Items from a data source:

+===+

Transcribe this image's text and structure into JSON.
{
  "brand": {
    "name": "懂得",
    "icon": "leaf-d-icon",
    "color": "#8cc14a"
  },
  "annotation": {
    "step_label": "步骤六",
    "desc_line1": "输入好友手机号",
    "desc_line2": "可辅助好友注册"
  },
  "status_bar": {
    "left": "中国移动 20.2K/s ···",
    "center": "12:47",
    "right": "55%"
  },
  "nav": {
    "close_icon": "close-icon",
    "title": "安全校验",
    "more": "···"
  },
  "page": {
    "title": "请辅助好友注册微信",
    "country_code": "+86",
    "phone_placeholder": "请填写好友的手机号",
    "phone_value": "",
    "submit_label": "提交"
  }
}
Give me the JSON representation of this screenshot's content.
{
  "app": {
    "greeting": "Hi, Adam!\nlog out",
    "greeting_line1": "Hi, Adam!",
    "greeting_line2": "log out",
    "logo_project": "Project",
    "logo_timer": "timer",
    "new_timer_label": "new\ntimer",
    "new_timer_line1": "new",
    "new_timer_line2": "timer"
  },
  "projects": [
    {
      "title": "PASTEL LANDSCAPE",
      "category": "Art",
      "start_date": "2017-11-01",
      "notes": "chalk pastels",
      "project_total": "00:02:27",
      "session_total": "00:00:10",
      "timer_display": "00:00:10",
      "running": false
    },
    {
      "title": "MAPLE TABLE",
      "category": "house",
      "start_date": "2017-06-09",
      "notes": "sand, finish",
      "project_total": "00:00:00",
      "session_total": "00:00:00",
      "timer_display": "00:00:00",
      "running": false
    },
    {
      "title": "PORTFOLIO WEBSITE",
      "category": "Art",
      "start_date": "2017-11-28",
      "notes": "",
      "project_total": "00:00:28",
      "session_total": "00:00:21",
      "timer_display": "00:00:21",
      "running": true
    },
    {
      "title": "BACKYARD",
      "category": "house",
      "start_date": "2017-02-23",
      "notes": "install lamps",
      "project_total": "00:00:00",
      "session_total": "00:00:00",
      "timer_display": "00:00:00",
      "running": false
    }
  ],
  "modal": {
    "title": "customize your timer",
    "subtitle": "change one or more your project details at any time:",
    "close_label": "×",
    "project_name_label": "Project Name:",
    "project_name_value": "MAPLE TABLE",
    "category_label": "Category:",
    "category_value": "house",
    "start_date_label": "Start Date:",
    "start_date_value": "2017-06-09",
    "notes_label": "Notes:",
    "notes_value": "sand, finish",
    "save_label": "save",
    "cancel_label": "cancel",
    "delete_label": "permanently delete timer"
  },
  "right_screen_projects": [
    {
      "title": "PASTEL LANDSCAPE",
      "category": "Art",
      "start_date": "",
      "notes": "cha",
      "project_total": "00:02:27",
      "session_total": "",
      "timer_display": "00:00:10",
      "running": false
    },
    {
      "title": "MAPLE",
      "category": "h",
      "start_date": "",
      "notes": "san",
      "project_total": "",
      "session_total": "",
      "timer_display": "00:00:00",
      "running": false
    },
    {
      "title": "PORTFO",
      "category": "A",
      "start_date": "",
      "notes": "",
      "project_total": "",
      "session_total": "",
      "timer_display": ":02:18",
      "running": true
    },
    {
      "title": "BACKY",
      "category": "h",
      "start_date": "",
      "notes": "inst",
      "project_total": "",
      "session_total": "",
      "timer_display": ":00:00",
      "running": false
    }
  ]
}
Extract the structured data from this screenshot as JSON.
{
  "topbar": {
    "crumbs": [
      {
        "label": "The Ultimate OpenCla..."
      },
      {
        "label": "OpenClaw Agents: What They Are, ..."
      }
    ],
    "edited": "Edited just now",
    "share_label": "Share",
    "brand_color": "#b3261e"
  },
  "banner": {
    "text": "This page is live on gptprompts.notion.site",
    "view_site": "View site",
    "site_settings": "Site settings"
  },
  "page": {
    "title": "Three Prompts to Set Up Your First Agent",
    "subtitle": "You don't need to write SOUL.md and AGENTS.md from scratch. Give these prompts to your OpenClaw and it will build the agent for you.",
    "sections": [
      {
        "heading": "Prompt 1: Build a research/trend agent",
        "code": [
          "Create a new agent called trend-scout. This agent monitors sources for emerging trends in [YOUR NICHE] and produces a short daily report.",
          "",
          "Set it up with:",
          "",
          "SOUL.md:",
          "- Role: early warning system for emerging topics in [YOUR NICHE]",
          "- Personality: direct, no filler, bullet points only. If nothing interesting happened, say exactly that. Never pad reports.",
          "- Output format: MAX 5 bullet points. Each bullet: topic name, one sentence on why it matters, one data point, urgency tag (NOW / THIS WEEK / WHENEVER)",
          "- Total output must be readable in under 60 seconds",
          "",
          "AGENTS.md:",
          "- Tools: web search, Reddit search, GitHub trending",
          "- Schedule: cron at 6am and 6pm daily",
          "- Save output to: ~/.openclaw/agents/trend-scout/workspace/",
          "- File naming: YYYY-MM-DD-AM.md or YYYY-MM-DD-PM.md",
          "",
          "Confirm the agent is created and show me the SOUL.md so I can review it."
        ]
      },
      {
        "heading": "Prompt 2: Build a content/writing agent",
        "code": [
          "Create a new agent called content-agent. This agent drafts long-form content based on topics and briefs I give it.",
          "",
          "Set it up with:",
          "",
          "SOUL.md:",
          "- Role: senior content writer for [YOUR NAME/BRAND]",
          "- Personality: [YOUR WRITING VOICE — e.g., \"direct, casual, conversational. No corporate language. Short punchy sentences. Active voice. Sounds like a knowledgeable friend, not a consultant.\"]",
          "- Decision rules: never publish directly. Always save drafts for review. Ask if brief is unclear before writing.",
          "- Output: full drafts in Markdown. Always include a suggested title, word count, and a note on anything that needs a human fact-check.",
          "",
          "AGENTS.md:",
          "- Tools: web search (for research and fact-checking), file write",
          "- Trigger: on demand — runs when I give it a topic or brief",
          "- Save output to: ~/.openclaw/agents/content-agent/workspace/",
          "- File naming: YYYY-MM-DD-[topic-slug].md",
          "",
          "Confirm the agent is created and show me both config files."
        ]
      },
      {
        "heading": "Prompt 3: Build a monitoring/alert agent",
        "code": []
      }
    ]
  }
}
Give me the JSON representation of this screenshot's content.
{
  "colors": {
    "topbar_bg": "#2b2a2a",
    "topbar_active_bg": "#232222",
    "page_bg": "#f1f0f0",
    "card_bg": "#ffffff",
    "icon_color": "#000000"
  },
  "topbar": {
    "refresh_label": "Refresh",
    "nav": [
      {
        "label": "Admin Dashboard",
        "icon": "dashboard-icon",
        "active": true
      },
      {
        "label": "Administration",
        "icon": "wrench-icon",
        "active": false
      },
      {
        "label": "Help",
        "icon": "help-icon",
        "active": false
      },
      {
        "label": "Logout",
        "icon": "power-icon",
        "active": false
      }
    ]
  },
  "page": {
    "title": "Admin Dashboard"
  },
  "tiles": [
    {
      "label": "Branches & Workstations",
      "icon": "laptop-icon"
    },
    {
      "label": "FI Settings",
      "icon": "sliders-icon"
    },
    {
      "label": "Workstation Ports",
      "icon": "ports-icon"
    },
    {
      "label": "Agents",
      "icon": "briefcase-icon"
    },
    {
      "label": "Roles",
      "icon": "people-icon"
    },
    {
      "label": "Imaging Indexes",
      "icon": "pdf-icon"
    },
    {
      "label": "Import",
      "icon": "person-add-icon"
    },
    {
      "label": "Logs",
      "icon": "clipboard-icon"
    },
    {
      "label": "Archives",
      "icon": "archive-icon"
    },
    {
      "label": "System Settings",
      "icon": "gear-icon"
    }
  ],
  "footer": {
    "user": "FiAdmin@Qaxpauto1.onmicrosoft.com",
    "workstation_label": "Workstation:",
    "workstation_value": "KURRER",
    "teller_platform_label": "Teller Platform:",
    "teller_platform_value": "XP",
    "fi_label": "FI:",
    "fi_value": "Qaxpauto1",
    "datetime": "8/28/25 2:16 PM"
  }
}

+===+

Across the records, count the lines holding the string "that". Give the number and stop.

2